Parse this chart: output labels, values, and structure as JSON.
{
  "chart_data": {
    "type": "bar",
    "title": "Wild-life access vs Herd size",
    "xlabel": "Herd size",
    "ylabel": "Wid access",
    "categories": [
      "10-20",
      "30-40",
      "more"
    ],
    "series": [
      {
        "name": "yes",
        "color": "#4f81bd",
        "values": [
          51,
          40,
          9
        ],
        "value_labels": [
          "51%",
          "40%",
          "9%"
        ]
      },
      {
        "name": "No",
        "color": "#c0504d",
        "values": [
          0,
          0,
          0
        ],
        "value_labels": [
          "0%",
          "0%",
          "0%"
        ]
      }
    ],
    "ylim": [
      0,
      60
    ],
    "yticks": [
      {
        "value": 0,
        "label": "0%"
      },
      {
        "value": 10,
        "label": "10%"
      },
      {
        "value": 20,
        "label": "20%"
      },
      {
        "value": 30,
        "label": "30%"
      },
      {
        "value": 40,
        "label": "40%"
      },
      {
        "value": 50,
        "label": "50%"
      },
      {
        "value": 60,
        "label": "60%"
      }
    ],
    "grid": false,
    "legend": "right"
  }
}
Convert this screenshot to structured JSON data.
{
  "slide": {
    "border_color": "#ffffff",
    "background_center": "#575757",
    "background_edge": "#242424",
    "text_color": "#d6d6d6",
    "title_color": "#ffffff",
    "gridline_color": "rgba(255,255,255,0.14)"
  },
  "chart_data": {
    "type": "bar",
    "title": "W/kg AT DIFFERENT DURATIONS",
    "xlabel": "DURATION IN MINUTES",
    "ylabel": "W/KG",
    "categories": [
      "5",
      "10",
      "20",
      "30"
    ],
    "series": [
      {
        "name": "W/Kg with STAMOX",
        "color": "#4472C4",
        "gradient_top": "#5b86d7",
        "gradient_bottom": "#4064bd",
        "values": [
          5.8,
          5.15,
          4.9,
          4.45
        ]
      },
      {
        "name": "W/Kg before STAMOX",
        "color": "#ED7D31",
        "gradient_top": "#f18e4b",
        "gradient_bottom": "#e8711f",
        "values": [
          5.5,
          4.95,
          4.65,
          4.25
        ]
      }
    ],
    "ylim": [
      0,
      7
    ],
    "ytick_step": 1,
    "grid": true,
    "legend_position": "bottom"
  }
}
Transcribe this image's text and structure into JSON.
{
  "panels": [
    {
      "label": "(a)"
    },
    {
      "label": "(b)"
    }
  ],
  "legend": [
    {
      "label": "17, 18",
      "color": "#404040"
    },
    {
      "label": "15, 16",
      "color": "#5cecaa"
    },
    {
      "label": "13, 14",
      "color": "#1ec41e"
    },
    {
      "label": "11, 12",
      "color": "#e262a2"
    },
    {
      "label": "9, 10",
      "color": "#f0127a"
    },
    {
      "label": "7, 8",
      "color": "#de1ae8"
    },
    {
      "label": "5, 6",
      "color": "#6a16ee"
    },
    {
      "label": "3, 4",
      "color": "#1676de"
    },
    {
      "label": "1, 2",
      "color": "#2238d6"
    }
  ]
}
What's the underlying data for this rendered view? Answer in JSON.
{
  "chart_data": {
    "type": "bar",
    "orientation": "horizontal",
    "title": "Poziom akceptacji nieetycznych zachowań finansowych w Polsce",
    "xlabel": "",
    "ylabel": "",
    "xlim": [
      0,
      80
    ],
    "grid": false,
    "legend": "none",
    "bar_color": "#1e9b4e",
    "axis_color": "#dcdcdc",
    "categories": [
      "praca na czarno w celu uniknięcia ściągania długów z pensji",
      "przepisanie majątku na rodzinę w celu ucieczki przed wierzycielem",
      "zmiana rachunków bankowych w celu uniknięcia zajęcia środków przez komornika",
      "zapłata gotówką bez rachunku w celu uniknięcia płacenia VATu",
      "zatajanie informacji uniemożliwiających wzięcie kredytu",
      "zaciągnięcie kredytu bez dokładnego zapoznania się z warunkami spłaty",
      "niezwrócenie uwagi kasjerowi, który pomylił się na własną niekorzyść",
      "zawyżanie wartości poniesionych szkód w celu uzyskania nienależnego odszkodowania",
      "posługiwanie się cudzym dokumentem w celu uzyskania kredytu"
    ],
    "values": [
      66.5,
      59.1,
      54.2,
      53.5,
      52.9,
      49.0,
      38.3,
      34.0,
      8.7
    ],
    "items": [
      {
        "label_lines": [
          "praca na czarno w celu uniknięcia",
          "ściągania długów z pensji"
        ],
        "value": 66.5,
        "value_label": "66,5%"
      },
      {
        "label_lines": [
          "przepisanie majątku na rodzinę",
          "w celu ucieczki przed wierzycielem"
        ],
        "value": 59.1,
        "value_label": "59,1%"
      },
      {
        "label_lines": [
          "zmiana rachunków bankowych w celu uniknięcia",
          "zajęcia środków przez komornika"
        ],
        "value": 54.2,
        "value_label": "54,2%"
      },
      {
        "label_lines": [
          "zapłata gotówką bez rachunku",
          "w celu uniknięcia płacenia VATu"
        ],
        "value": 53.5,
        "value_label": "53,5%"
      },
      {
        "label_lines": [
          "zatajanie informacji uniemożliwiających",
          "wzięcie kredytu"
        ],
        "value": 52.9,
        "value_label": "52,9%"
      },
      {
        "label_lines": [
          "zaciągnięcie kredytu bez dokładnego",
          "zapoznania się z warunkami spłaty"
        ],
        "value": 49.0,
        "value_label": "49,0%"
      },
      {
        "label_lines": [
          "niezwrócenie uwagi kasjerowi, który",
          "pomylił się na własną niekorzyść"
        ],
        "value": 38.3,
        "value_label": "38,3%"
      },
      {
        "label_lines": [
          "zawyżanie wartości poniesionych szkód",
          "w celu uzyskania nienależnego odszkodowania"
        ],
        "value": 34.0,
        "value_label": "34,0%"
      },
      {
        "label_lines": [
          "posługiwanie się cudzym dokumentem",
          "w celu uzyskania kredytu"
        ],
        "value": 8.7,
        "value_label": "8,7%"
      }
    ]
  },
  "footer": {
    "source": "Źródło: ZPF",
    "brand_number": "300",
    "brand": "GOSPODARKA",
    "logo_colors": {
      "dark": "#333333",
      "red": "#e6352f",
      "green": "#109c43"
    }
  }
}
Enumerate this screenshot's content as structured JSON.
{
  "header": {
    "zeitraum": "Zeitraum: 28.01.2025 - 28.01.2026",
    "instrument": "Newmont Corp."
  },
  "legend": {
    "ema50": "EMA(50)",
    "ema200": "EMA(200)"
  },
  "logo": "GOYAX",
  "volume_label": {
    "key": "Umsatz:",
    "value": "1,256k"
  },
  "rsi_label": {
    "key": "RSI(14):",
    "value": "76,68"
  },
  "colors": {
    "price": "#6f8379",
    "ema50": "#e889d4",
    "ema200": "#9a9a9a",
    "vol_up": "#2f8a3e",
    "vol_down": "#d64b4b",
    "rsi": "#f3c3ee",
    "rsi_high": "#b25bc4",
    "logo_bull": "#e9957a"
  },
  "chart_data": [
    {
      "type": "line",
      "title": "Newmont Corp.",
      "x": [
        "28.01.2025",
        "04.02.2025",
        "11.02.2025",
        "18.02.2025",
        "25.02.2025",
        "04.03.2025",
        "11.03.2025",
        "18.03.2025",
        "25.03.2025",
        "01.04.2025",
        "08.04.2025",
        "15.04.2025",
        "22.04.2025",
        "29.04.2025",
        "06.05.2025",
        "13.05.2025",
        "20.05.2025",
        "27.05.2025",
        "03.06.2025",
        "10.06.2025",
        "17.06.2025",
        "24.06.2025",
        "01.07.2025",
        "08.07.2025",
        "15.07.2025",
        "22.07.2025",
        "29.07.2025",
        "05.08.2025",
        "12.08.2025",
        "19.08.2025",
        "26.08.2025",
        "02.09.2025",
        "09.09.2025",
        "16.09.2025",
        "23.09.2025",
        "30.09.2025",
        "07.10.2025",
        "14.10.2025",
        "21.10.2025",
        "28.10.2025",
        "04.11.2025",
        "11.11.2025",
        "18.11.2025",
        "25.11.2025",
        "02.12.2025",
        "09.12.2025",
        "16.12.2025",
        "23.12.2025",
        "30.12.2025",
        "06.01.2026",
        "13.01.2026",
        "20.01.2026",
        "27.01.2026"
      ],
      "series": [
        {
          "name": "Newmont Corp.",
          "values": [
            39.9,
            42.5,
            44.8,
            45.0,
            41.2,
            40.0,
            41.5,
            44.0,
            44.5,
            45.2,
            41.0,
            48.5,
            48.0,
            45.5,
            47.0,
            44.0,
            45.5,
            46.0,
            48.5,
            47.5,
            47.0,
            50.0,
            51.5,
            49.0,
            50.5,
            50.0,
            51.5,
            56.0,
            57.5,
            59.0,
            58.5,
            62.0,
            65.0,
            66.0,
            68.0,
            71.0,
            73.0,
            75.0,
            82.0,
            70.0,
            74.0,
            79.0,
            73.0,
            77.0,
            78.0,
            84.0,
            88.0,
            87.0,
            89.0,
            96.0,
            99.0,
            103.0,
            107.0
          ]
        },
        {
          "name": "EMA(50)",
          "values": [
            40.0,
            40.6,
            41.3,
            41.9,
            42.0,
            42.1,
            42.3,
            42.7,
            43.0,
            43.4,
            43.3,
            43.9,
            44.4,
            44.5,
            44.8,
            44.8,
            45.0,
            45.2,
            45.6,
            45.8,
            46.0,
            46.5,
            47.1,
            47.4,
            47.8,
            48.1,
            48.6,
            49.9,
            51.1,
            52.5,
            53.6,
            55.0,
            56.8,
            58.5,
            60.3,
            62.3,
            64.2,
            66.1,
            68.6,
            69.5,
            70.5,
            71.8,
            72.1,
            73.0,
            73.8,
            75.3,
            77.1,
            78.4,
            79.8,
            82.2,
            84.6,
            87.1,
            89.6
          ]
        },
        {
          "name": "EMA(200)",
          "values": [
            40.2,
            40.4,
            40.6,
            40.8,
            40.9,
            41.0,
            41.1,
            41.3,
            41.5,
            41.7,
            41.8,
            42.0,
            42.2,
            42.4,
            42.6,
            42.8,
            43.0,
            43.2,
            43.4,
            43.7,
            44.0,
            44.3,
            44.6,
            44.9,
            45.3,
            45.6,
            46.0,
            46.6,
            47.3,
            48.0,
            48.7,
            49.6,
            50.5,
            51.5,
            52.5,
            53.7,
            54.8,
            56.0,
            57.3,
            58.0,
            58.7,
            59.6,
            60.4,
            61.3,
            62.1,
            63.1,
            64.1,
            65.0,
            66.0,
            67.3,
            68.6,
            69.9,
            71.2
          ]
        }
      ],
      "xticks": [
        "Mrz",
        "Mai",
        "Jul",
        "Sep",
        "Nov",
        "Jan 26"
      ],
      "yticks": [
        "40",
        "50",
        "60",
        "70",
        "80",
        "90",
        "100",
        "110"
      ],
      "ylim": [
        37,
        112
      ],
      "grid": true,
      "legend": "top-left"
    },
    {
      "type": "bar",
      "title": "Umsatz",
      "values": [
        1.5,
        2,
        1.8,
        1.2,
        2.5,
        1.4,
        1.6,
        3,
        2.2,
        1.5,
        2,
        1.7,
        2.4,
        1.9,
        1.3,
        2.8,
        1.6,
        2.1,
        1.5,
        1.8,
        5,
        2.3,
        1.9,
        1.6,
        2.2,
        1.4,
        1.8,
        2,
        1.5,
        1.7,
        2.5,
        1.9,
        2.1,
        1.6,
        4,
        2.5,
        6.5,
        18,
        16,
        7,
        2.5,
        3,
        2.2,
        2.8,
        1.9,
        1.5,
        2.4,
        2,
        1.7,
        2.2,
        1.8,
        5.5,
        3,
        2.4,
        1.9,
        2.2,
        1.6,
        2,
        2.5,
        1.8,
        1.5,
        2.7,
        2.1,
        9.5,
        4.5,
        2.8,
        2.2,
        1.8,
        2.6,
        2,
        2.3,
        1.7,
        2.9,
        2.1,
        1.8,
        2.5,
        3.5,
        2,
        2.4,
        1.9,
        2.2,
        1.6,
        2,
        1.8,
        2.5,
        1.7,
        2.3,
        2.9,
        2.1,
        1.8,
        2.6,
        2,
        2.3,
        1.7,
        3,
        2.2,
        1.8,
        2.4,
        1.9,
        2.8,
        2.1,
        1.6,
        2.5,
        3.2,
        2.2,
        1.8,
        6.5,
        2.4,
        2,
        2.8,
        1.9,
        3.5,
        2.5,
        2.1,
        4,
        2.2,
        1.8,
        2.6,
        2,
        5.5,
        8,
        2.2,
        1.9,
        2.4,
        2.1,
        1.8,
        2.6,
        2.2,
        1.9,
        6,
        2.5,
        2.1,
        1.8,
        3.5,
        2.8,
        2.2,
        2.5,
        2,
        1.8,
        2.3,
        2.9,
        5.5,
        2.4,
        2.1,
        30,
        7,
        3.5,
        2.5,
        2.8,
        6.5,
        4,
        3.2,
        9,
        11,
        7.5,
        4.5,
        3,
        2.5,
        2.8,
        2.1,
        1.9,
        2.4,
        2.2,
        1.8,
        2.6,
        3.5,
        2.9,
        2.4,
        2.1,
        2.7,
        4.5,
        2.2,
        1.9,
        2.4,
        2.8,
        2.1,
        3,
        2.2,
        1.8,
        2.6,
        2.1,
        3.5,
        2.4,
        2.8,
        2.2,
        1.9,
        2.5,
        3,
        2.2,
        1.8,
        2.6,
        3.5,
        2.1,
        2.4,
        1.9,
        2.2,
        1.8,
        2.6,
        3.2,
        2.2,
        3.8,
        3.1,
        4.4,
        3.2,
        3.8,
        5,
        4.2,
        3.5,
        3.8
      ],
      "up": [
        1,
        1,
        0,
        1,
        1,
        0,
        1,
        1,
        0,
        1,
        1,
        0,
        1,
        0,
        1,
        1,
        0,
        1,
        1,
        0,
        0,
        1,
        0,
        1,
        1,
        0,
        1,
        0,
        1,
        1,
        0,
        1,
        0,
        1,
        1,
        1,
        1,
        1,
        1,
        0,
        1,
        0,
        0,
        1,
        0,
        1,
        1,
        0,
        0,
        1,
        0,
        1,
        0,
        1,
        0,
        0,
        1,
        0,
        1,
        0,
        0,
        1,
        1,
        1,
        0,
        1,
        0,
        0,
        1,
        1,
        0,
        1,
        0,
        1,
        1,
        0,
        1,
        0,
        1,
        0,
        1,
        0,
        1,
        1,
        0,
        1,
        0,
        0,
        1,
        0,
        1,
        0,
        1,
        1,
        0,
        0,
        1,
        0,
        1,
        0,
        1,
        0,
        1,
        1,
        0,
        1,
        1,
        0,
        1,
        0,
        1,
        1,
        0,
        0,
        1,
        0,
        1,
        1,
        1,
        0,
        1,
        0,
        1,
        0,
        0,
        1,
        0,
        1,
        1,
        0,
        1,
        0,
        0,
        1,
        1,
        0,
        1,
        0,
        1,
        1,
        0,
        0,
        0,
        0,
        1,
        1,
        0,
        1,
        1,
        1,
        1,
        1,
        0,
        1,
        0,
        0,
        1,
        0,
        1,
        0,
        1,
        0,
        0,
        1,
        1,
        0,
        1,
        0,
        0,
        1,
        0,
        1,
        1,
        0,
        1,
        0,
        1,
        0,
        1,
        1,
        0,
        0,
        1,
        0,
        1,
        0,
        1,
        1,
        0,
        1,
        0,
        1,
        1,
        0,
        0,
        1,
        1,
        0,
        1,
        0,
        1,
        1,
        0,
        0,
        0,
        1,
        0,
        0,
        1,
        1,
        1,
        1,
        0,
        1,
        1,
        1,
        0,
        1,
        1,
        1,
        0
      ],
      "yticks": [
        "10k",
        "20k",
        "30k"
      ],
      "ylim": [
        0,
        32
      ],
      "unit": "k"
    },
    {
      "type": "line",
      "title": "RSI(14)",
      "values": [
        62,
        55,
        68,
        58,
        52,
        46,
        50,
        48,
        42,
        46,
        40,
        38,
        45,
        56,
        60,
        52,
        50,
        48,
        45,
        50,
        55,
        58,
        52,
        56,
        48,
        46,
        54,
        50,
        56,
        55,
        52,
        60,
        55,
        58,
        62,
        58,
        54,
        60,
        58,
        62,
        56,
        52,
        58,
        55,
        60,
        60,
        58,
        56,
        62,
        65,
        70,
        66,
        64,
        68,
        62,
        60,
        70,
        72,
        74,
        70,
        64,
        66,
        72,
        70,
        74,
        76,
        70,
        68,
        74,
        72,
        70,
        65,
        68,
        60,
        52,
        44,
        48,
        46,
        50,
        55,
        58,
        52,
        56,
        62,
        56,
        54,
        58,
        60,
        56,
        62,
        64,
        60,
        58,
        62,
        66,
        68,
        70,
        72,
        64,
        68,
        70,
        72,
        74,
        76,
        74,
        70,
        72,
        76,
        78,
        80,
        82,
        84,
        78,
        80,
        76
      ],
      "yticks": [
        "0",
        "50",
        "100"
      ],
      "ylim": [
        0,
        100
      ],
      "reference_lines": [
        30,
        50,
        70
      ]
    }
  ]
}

**WORK REQUIRED:** Which lines contain the word "środków"? Copy each one.

**EXERCISE OUTPUT:**
      "zmiana rachunków bankowych w celu uniknięcia zajęcia środków przez komornika",
          "zajęcia środków przez komornika"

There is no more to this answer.